> [Work to be completed]: Say how many lines of the material below contain the word "projected", with no other words.

> [Available data]:
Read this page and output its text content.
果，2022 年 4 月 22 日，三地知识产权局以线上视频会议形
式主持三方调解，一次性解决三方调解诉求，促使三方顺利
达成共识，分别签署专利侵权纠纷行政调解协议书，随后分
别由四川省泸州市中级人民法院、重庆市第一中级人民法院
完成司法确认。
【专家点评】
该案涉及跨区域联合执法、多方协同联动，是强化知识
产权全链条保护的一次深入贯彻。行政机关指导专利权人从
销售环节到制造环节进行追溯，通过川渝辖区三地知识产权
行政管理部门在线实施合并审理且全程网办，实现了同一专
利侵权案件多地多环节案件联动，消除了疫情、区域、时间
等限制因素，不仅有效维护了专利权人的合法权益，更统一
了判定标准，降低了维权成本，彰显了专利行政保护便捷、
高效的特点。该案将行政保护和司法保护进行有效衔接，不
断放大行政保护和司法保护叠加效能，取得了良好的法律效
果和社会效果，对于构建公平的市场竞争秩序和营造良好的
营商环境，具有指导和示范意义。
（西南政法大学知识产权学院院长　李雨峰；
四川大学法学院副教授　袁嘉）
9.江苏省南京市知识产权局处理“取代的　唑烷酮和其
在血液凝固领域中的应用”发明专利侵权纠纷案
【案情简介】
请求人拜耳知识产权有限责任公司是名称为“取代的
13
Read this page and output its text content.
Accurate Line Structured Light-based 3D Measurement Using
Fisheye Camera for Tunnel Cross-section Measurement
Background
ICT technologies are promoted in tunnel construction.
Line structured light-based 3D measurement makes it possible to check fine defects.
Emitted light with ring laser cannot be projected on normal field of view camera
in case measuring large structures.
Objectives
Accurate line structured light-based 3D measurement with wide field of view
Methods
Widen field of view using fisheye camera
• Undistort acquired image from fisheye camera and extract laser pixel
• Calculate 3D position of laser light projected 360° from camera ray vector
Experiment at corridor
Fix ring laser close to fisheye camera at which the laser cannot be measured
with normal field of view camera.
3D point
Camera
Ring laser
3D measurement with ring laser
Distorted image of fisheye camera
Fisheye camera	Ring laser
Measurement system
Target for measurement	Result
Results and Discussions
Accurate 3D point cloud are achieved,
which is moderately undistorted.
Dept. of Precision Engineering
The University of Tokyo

> [Output below]: 2